▶ **Data shown**
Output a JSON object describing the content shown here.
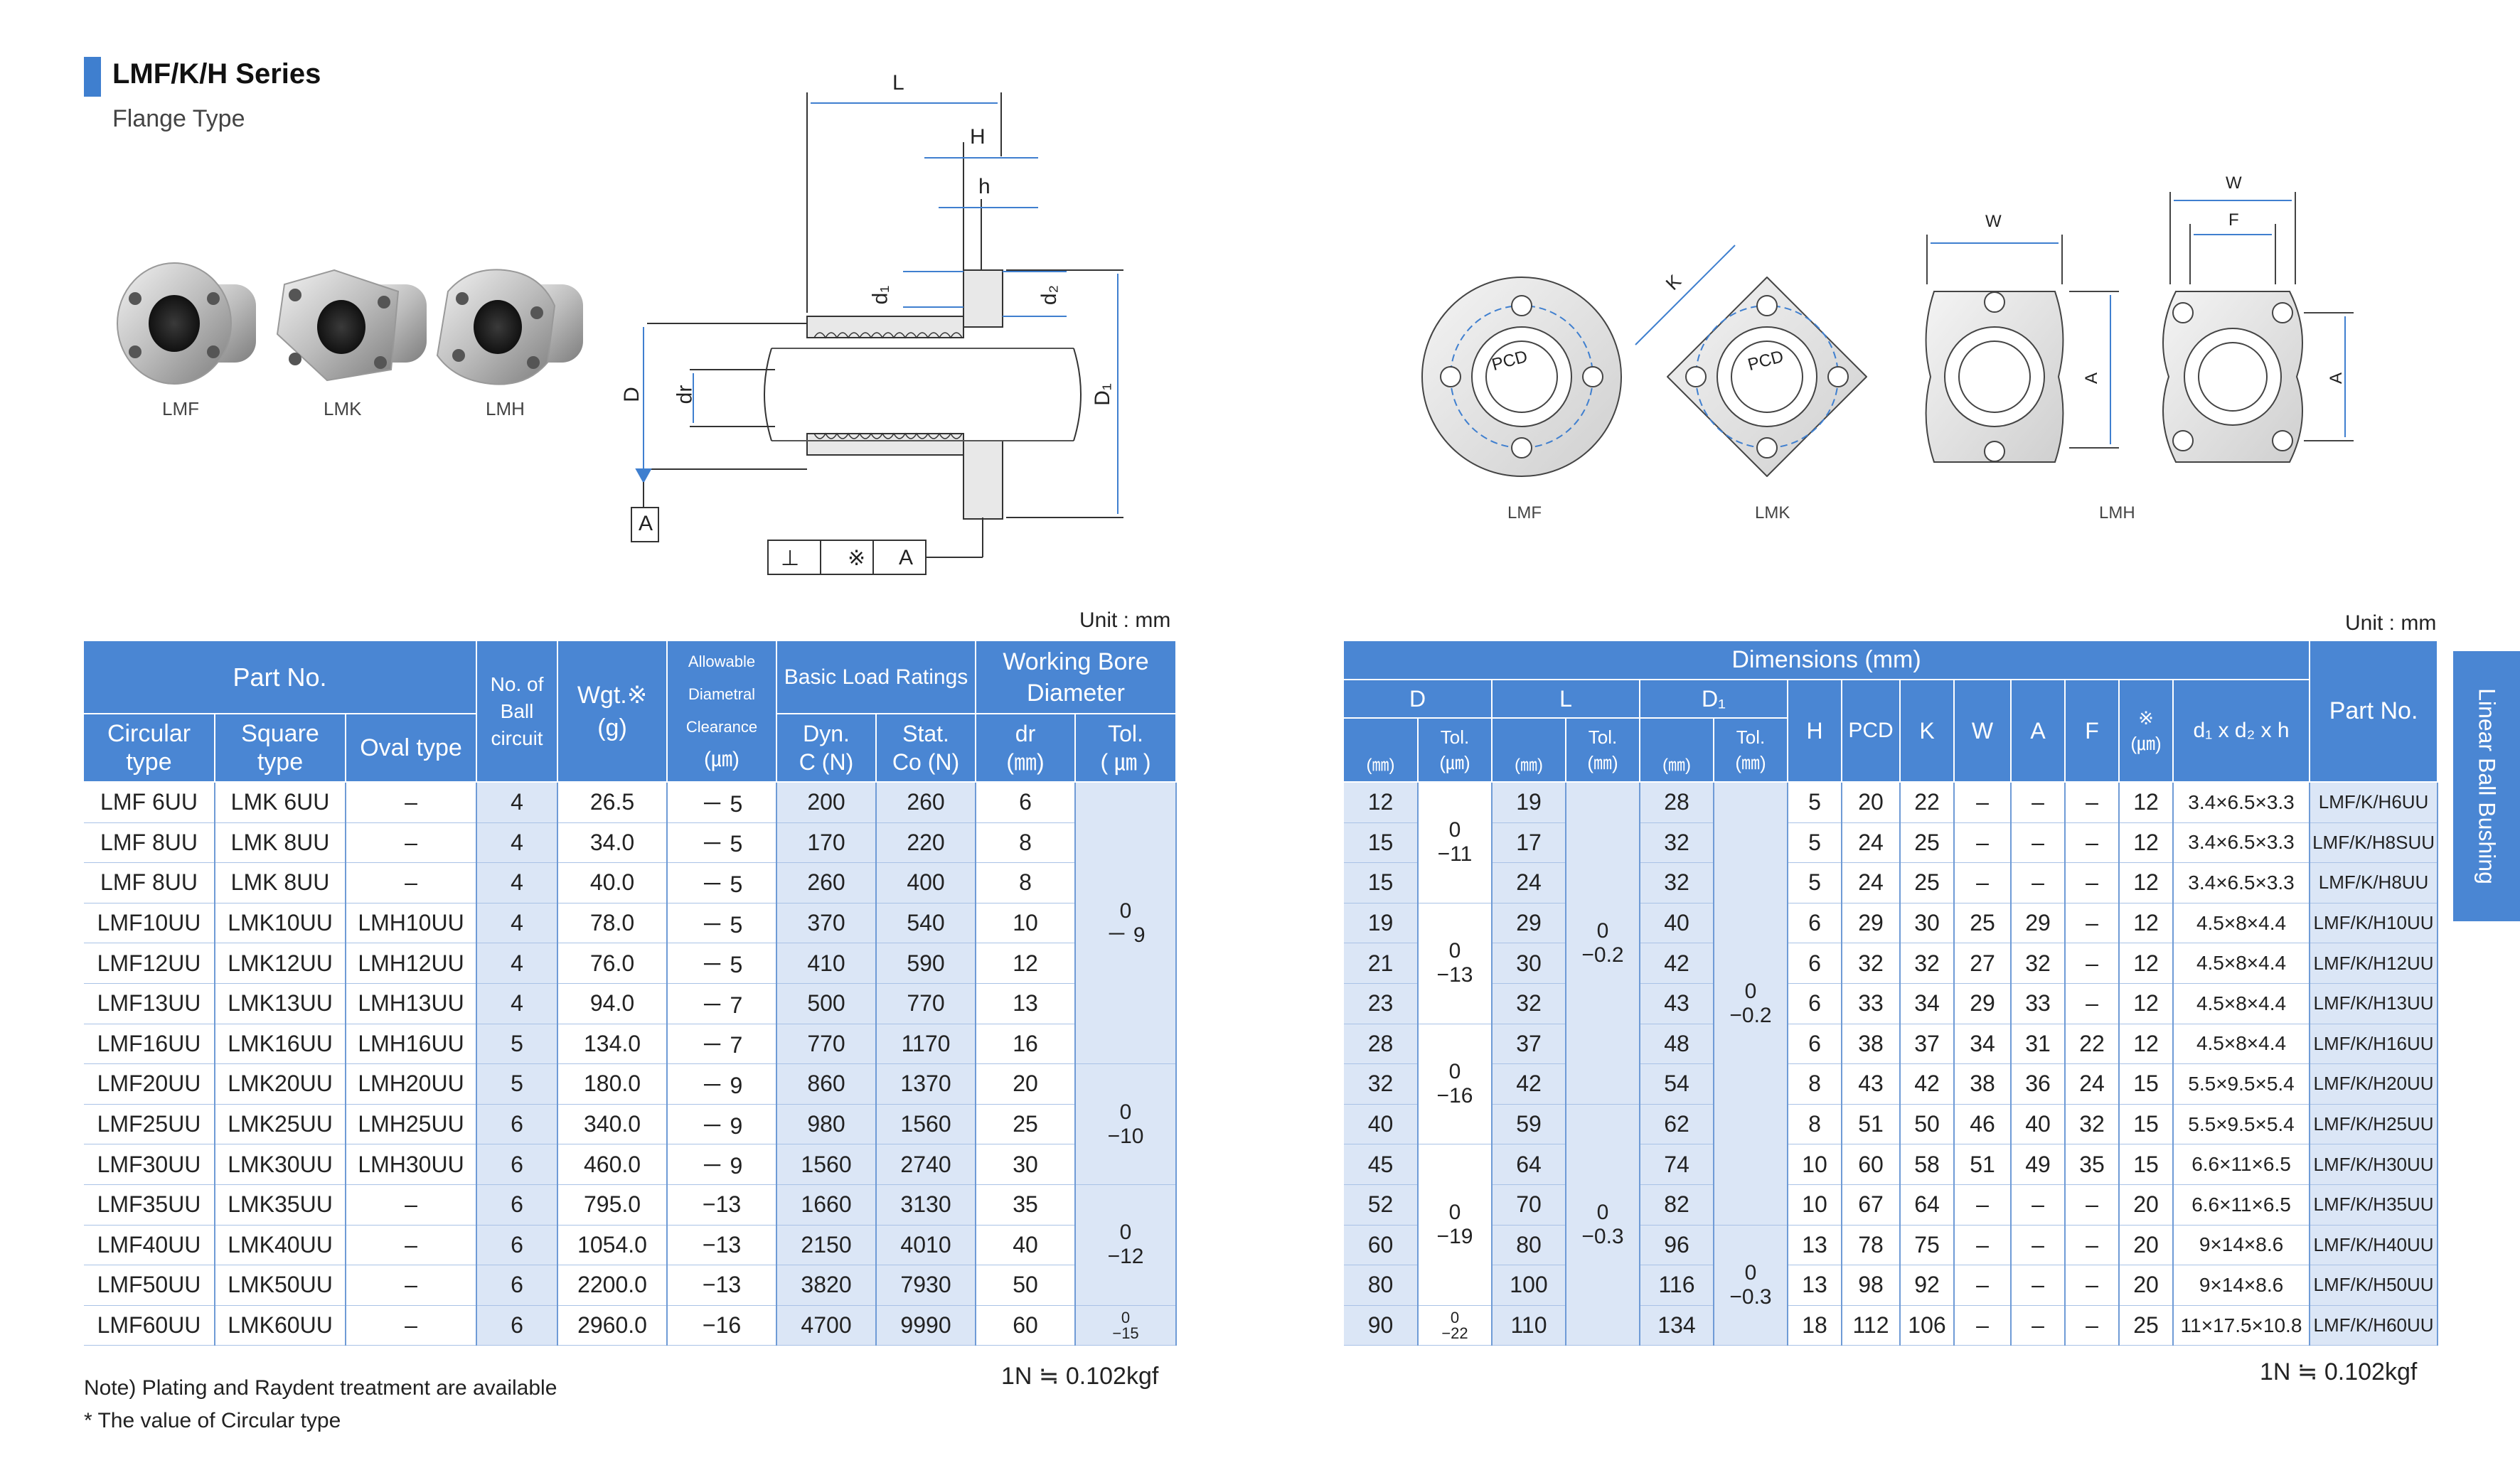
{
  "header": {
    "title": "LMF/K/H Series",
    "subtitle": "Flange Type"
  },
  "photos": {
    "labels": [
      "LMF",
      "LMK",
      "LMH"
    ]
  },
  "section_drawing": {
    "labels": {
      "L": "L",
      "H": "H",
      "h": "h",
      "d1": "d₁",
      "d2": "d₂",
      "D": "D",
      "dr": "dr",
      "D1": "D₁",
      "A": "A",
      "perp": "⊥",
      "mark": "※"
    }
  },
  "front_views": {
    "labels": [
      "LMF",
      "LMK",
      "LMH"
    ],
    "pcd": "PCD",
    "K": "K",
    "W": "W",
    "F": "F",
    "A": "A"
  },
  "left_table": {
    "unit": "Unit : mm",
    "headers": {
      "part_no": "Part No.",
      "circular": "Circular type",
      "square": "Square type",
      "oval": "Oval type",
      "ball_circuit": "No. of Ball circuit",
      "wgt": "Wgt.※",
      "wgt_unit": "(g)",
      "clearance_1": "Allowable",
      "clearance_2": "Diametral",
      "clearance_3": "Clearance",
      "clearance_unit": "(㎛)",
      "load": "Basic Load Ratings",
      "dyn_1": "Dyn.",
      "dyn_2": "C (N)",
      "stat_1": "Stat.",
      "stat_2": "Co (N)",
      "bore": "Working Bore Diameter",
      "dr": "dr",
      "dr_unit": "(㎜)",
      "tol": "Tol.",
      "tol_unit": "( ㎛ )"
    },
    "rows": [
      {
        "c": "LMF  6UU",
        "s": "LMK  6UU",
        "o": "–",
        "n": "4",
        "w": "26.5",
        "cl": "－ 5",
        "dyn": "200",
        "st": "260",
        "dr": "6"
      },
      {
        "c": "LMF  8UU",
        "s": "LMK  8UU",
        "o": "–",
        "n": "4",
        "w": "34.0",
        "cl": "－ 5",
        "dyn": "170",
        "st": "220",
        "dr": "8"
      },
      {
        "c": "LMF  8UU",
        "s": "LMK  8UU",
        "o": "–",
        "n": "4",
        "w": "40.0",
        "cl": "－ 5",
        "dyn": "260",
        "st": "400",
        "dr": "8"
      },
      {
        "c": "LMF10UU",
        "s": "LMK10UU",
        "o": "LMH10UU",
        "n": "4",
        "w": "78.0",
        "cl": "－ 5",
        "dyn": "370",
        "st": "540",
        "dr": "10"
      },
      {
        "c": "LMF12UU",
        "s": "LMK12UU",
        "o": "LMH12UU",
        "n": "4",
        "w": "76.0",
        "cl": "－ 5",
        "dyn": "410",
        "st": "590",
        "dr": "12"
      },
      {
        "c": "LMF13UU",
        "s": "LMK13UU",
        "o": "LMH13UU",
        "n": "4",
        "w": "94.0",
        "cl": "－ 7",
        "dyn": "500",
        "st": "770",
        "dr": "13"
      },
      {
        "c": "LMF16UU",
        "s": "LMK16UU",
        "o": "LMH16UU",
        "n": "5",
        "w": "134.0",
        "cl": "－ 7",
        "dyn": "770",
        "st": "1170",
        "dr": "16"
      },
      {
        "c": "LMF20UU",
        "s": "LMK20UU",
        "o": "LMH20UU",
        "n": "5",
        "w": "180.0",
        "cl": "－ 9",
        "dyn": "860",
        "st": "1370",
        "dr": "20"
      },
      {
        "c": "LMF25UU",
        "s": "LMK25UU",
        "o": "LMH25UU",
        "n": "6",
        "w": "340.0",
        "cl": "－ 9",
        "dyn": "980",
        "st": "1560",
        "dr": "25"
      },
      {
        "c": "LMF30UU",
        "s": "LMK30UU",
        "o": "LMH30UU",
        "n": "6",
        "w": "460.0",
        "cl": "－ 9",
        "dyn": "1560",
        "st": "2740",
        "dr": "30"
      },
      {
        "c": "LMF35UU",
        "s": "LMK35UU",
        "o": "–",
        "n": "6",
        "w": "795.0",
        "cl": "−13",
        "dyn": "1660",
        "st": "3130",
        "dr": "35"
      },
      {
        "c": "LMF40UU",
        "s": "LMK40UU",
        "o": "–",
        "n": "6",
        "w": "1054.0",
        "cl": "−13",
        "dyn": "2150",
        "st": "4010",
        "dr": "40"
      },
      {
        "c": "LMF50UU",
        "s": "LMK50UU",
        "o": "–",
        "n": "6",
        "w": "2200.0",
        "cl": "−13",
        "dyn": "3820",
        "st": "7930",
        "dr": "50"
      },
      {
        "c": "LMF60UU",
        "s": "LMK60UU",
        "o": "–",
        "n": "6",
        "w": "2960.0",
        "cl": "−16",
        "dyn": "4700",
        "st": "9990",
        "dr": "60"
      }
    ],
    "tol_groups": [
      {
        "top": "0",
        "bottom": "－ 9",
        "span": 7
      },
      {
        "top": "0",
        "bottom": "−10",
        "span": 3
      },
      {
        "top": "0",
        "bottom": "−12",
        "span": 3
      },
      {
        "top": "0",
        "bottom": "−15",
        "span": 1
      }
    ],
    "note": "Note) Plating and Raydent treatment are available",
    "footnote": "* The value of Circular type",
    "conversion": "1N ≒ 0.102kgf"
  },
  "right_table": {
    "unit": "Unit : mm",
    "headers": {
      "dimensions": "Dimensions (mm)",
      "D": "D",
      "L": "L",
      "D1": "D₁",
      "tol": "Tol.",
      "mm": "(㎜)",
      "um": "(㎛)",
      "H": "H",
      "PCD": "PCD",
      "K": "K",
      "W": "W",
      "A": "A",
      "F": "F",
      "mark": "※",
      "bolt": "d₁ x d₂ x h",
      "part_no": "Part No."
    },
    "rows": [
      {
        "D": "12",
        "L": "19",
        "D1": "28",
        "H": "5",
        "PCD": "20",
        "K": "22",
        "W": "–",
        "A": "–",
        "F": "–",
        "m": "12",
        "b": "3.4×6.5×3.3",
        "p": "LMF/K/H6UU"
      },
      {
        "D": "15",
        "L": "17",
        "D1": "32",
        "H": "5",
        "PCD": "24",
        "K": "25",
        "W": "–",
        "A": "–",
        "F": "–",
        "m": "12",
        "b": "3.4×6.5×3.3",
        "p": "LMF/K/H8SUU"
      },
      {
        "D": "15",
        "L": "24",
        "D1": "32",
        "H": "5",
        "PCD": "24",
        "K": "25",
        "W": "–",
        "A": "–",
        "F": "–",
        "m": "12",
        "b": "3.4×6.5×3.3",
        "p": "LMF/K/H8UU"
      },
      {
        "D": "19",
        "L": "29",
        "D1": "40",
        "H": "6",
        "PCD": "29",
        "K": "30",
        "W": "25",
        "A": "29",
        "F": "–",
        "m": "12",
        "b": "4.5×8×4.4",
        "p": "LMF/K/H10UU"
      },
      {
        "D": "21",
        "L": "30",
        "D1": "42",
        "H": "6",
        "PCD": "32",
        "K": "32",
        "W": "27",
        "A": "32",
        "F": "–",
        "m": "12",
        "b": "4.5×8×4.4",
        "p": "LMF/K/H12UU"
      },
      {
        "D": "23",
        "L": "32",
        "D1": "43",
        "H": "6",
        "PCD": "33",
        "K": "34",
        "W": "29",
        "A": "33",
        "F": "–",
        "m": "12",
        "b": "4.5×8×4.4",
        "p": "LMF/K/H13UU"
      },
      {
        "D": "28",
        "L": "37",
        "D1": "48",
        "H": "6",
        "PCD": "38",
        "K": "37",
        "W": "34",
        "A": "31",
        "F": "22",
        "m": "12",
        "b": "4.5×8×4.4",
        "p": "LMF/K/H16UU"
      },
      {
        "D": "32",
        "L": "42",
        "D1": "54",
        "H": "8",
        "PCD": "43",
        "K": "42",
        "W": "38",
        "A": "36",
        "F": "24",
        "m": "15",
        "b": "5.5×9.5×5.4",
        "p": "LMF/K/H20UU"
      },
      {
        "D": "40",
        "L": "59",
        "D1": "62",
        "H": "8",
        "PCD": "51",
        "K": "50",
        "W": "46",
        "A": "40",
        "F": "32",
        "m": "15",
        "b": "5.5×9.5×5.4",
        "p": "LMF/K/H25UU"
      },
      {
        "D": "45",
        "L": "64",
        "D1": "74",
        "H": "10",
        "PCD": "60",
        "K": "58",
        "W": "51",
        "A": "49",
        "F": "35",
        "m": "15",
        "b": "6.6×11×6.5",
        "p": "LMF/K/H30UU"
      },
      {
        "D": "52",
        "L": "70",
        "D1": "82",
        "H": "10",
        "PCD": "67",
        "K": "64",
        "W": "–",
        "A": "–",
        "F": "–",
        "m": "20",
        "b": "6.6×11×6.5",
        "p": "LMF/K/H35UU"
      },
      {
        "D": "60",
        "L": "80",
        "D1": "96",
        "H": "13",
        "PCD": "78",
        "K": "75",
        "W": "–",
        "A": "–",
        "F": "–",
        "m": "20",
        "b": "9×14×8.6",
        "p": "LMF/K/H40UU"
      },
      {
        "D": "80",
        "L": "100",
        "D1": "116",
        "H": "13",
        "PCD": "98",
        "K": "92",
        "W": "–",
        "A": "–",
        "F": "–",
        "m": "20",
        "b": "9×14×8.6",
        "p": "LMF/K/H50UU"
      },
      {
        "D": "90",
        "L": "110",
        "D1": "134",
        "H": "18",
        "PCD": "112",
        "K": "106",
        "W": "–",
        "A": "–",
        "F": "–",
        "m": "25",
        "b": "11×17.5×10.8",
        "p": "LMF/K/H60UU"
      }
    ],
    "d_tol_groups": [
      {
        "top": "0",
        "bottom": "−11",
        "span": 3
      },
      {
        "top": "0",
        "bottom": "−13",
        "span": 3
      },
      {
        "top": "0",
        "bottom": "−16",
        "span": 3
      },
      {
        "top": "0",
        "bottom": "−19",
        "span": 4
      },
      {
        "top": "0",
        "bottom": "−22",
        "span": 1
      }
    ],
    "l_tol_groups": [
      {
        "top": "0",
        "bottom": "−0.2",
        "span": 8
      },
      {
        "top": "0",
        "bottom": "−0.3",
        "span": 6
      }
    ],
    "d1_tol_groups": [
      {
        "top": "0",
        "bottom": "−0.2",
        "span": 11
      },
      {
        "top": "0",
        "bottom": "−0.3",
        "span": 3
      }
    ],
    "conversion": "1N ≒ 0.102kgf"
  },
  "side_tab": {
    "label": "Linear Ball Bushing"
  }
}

▶ **Stated goal**
Pull out all lines from the entries above in which the word "Circular" appears.

▶ **Result**
      "circular": "Circular type",
    "footnote": "* The value of Circular type",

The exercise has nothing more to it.